EXTRACT:

****************************************

With his emphasis on the strength of the Russian state and pride in Russian history, it is clear that Putin is writing more to an internal audience than to his Ukrainian neighbours. Putin’s dismissal of Ukrainian sovereignty is totally at odds with European history discourse and NATO understandings of contemporary geopolitics.

Putin’s essay is evidence that the Russian state is in the process of fully delinking its teaching of history and support to the study of geopolitics from Western academic discourse. Increasingly, voices that stand in opposition to the state view of history as prescribed by President-historian Putin are silenced, labelled to be foreign agents, pressured into leaving the country, or imprisoned and in some cases poisoned (or poisoned and then imprisoned, as was the case with public enemy #1). Underneath the authorised cannon is an insidious assertion: we are in conflict with the Western world and they are in conflict with us because they do not understand our history or our identity. This is a classic “clash of civilizations” dichotomy underpinned by an inherent assumption of Russian exceptionalism.

Sen writes that the notion of a “civilizational clash is conceptually parasitic on the commanding power of a unique categorisation along so-called civilizational lines”, a categorization based on the “imagined singularity” of the identities of those on both sides of the divide that is designed to obscure their shared humanity (2006, p. 9). Accordingly, Russian exceptionalism is both artificial and largely imagined. I believe this is chiefly a political divide, one that is carefully maintained through education, academic discourse, media, history, aesthetics and heritage. As academics, we sometimes contribute to the problem. It begins with the very tools that we use to engage with Russian politics: it begins with language and the idea that any analysis of Russia, written in any language, requires its own terminology, rooted in Russian itself, to highlight Russia’s otherness and division from the world. Vot gde sobaka zarytathat’s where the dog is buried.

****************************************

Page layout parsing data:
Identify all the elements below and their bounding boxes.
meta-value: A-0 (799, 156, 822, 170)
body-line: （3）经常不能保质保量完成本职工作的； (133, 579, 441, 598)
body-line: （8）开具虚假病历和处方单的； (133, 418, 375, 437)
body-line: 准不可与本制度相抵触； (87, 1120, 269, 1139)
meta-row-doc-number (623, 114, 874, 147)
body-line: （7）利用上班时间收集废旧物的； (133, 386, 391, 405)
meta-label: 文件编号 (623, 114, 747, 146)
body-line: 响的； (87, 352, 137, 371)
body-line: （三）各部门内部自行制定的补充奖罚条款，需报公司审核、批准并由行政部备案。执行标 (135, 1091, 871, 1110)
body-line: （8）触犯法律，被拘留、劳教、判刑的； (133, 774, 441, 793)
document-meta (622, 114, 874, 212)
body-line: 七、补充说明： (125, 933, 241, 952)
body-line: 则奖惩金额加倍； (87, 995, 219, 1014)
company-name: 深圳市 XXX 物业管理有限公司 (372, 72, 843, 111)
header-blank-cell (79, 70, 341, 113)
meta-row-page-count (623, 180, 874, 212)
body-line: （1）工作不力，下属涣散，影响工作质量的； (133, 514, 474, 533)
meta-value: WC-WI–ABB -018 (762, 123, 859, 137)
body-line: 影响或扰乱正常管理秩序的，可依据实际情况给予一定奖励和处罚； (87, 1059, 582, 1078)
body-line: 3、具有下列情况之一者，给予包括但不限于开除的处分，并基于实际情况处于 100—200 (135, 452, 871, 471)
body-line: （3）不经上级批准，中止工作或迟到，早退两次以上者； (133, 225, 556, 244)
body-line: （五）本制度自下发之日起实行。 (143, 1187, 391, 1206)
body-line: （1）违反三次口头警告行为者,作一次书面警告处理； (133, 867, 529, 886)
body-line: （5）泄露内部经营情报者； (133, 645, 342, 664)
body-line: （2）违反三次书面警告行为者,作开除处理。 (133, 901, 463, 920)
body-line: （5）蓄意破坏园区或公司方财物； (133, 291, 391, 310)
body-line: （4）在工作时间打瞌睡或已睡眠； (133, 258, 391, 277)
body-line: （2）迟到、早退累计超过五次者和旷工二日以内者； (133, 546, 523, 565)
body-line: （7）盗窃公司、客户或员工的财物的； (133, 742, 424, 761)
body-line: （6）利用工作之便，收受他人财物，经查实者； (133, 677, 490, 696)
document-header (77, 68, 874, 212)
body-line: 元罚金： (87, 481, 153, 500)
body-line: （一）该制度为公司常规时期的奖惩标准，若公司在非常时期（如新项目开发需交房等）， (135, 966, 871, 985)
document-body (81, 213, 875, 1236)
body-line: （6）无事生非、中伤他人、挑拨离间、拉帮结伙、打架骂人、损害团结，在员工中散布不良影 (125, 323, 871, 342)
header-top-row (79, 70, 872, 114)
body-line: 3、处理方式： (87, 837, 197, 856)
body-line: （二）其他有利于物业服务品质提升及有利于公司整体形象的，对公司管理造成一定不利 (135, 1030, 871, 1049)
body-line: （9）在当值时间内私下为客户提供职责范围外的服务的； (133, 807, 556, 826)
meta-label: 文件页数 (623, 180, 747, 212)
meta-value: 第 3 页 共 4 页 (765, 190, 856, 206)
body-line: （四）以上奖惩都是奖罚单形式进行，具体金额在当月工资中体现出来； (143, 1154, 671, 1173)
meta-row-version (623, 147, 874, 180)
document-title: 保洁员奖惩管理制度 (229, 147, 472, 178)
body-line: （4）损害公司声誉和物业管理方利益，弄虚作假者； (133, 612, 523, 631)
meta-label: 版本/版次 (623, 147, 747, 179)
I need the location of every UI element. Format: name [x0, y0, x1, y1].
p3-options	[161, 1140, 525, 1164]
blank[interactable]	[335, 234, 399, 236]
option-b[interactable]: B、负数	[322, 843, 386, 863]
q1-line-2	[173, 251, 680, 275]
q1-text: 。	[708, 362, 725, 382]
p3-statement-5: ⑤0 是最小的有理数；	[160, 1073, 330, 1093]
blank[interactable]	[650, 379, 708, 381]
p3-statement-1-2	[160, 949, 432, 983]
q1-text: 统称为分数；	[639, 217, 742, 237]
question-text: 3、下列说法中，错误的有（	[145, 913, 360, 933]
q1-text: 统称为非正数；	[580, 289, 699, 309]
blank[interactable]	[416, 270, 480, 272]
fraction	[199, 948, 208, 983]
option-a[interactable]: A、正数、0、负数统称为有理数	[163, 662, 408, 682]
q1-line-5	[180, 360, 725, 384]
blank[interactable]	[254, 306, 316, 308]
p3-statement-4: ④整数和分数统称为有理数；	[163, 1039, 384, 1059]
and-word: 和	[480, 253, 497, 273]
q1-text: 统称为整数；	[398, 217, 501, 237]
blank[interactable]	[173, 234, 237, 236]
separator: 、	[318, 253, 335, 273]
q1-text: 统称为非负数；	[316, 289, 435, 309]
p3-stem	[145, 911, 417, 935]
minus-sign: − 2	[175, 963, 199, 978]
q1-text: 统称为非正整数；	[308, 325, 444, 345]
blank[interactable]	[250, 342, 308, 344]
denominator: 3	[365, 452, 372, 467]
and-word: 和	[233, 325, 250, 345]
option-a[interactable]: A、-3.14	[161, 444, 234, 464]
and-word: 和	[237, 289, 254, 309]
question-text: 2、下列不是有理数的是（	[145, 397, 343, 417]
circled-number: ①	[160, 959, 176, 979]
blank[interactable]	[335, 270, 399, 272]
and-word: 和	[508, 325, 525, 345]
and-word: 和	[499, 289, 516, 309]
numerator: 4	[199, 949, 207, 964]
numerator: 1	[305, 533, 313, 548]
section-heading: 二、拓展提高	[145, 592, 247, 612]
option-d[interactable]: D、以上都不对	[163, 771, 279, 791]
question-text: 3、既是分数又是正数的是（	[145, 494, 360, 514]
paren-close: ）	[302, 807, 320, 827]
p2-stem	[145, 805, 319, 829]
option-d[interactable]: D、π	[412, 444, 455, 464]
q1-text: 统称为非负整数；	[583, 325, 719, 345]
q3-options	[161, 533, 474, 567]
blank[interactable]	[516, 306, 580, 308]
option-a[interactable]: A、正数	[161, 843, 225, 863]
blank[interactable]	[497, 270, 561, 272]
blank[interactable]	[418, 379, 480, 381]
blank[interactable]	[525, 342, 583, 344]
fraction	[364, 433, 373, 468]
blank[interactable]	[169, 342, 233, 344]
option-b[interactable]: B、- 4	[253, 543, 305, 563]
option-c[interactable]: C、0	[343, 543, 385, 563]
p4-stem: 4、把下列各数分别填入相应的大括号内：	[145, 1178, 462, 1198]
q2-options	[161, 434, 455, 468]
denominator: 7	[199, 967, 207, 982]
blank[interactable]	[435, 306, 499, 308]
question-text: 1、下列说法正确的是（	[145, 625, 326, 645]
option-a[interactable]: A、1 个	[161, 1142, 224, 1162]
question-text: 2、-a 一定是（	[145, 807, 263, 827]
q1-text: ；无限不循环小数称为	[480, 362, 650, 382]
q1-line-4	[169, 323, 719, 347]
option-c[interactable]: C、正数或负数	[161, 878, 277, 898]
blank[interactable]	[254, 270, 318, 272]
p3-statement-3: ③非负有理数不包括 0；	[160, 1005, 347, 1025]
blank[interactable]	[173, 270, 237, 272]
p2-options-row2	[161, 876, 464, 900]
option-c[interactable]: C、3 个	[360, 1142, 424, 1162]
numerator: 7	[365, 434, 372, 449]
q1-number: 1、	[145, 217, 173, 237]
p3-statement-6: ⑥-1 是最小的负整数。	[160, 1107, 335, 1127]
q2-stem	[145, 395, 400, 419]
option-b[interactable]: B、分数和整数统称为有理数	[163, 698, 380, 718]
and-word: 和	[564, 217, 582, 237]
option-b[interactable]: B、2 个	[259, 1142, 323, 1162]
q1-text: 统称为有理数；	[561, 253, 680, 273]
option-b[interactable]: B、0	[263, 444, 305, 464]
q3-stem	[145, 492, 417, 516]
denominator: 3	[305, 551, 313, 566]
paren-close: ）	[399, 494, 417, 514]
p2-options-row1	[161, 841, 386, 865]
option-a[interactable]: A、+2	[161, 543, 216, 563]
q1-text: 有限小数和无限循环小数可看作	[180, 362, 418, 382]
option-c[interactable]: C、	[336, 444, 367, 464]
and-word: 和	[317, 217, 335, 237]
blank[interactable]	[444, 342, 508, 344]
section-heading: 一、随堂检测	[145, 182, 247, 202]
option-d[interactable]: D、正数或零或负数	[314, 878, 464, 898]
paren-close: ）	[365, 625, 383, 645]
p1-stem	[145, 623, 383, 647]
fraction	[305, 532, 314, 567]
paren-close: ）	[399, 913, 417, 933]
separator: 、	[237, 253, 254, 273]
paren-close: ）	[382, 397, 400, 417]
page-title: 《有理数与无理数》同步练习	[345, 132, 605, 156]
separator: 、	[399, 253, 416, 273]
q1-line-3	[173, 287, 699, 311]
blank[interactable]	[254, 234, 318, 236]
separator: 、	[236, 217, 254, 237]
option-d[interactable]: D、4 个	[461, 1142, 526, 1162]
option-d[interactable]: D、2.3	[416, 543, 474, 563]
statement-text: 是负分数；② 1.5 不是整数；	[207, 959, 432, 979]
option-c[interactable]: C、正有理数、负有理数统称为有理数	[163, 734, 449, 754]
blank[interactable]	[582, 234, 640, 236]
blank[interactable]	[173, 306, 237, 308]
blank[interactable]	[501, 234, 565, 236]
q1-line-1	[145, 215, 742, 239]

****************************************

TASK REQUIREMENTS:
a) In the passage on Putin's essay, what makes it clear that Putin is writing more to an internal audience than to Ukrainians? Answer in one to three sentences.
b) Repeat the stretch of the passage on Putin's essay from "Putin’s essay is" through "of Russian exceptionalism.".

WRITTEN RESPONSES:
a) He emphasizes the strength of the Russian state and pride in Russian history. That focus shows his essay is aimed more at people inside Russia than at his Ukrainian neighbors.

b)
Putin’s essay is evidence that the Russian state is in the process of fully delinking its teaching of history and support to the study of geopolitics from Western academic discourse. Increasingly, voices that stand in opposition to the state view of history as prescribed by President-historian Putin are silenced, labelled to be foreign agents, pressured into leaving the country, or imprisoned and in some cases poisoned (or poisoned and then imprisoned, as was the case with public enemy #1). Underneath the authorised cannon is an insidious assertion: we are in conflict with the Western world and they are in conflict with us because they do not understand our history or our identity. This is a classic “clash of civilizations” dichotomy underpinned by an inherent assumption of Russian exceptionalism.